◆ Aim of the exercise
Look below. Copy each line that has "Home" in it.

-=-=-=-=-

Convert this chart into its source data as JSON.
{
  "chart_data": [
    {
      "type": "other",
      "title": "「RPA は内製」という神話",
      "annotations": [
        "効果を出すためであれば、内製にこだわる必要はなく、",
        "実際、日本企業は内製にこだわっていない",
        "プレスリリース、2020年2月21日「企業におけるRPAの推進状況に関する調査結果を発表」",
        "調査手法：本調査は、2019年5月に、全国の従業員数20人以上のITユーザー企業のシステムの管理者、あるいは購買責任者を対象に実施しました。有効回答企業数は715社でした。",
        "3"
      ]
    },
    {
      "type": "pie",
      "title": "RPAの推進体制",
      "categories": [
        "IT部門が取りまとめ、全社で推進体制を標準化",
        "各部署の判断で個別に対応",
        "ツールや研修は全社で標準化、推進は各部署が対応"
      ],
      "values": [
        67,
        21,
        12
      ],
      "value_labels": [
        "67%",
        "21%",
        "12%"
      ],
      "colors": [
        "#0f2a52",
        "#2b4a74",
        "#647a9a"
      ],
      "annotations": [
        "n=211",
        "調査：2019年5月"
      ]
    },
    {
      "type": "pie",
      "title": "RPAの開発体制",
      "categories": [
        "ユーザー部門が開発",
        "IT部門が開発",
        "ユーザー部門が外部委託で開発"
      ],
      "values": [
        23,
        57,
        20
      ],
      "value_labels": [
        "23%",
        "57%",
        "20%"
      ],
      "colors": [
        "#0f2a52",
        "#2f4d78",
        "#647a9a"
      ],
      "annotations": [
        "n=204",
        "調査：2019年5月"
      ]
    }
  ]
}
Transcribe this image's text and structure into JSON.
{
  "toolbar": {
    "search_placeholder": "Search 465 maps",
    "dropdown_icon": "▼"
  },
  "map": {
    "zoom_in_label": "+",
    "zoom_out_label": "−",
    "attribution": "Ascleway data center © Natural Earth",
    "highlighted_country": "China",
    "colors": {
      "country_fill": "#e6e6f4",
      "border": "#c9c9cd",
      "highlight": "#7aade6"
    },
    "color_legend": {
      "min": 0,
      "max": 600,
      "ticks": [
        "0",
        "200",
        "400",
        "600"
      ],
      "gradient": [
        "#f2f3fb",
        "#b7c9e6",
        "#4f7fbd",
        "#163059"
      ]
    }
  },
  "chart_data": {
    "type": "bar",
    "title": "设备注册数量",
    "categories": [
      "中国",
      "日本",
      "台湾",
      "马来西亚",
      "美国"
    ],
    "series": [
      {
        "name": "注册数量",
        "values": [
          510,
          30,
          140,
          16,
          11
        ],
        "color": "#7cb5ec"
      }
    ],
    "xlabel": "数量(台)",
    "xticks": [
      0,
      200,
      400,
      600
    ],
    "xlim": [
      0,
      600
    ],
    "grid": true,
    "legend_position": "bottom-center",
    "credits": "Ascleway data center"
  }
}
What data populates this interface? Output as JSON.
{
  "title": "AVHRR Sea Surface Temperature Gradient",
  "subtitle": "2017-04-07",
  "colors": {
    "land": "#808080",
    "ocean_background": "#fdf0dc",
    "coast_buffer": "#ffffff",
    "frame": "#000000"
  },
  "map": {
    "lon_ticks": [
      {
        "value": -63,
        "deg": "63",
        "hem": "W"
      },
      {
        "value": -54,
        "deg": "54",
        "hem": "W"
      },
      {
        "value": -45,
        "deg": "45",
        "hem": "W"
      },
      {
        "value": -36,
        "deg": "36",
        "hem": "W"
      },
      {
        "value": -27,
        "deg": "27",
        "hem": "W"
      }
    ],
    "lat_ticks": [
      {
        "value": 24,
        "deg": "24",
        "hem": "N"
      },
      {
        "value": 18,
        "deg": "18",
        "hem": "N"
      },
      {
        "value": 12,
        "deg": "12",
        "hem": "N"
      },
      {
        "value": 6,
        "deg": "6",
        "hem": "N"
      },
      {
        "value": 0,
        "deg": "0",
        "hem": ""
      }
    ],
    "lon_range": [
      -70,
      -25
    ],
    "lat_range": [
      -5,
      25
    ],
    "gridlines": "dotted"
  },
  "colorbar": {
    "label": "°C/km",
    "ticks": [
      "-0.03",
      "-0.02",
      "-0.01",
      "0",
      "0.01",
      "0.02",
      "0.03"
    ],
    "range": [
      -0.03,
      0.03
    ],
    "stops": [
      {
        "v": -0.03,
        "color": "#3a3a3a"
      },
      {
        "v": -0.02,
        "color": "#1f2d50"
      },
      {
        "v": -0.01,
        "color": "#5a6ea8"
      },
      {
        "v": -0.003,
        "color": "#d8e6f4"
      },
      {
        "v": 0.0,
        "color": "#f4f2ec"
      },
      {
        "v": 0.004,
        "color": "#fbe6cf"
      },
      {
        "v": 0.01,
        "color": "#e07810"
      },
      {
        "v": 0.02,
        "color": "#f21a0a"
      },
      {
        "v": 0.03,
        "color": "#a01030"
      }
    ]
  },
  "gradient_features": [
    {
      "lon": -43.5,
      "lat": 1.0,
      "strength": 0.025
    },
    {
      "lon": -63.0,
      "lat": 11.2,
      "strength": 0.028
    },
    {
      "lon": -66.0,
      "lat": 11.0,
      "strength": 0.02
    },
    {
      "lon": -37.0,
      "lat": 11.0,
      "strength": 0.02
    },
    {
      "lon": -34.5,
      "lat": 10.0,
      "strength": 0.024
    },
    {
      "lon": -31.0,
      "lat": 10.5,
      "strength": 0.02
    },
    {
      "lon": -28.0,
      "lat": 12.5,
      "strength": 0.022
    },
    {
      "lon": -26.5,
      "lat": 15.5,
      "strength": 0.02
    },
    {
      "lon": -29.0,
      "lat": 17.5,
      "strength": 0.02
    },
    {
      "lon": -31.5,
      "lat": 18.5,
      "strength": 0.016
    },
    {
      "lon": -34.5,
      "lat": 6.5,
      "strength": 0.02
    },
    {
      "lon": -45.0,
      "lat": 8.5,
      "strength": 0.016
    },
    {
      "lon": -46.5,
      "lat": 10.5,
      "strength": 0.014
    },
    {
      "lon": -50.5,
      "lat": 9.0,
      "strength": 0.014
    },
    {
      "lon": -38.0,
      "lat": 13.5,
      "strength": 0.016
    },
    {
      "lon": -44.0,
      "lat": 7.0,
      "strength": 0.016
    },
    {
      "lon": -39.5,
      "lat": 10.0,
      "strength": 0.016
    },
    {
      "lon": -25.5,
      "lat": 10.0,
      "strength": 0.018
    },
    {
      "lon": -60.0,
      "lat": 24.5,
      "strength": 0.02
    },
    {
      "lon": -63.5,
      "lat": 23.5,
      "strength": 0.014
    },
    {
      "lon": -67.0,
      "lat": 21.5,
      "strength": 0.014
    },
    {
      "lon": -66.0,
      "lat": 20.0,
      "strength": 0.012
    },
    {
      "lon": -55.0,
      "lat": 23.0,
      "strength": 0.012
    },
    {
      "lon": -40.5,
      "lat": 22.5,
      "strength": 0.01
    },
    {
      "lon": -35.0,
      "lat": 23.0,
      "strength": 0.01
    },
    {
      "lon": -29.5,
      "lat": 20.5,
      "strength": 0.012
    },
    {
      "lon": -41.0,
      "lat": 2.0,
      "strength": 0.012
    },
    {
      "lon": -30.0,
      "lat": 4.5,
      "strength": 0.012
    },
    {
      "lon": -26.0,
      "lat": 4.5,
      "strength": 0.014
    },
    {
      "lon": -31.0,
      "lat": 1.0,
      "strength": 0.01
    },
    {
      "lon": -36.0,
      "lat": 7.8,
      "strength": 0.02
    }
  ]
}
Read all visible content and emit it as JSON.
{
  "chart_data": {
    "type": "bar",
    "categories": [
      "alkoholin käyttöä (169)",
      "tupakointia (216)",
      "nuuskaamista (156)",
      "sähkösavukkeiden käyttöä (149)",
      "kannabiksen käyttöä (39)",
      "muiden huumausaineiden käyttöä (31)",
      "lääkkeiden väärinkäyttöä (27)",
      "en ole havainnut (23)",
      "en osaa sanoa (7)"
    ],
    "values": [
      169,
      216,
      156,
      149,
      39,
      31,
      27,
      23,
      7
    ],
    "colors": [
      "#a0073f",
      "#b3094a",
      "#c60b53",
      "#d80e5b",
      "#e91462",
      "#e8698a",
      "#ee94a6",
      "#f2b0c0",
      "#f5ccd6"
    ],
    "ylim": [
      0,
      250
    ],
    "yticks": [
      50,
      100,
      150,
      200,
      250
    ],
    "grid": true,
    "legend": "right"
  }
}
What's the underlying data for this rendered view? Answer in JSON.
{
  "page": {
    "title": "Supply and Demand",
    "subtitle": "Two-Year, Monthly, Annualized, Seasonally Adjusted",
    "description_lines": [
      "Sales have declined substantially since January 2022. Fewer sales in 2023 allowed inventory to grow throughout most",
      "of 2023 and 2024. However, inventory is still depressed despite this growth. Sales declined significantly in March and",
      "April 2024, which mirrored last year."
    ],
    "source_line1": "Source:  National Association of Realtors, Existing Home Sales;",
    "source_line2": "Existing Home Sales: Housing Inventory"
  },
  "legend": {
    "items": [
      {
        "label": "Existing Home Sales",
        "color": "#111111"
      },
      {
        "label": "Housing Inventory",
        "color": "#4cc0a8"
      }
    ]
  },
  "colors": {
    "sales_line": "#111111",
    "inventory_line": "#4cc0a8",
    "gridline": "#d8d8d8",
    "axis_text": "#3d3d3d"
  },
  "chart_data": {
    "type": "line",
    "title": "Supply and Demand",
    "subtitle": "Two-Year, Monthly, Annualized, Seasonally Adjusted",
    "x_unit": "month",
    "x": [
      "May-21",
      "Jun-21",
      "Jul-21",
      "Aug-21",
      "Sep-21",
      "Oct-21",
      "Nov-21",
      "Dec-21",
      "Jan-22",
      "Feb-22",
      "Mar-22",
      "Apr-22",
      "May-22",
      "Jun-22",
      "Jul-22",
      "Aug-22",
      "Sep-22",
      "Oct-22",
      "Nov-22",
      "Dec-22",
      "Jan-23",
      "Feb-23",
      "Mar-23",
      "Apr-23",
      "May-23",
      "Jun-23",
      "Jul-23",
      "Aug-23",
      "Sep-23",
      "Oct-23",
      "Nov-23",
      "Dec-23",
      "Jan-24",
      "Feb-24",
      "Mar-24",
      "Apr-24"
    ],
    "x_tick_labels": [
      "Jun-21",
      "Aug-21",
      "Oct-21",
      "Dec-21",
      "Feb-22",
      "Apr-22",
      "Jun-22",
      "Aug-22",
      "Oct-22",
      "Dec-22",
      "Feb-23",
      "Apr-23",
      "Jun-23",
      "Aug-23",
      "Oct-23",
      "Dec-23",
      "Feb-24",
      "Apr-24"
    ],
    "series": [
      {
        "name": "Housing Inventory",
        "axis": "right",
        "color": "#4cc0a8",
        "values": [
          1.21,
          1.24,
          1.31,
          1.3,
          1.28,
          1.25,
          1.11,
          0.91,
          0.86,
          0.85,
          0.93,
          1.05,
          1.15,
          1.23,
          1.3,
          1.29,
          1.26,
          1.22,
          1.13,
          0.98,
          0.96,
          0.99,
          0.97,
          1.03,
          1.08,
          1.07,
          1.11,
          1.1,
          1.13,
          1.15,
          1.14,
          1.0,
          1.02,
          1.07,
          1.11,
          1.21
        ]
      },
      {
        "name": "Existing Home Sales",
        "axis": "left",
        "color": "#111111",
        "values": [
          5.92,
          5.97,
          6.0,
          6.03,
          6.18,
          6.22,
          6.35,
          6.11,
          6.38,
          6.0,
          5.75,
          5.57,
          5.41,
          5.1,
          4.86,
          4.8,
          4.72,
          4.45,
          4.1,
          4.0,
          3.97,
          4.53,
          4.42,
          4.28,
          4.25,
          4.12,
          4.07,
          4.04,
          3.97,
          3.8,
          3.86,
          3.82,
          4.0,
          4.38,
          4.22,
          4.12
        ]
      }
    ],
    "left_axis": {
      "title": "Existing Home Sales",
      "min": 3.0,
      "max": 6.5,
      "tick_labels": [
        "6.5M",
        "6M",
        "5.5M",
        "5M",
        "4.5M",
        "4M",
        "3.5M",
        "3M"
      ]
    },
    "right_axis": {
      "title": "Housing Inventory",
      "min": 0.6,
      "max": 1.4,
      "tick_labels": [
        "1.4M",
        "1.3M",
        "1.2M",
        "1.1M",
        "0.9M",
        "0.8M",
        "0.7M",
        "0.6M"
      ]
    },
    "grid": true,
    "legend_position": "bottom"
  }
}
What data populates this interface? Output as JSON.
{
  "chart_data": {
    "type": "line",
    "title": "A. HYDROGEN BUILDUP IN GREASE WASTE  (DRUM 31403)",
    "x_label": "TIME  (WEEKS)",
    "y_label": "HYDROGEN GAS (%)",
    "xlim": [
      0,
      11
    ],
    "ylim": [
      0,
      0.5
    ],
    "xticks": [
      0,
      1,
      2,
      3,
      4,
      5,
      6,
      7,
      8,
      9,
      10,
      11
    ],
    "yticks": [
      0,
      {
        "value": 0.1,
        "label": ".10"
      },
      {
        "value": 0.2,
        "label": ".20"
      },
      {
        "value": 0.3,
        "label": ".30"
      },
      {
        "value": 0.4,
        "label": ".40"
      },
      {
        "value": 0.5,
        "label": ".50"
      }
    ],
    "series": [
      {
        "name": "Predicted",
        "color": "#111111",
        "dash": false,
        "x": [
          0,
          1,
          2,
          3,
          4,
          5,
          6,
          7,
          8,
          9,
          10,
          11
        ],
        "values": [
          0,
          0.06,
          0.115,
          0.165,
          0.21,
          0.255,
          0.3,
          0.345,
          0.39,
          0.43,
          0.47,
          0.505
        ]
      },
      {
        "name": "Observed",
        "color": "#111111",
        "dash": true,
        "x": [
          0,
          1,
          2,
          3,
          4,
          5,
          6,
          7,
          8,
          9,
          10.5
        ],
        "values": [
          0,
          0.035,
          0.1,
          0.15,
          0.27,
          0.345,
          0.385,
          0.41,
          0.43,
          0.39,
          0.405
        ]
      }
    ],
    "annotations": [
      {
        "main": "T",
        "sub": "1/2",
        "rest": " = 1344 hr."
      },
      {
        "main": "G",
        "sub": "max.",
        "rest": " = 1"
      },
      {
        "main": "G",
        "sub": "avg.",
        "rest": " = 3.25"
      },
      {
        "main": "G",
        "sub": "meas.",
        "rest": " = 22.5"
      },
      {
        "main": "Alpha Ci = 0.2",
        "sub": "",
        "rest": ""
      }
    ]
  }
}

-=-=-=-=-

◆ The completed task
    "source_line1": "Source:  National Association of Realtors, Existing Home Sales;",
    "source_line2": "Existing Home Sales: Housing Inventory"
        "label": "Existing Home Sales",
        "name": "Existing Home Sales",
      "title": "Existing Home Sales",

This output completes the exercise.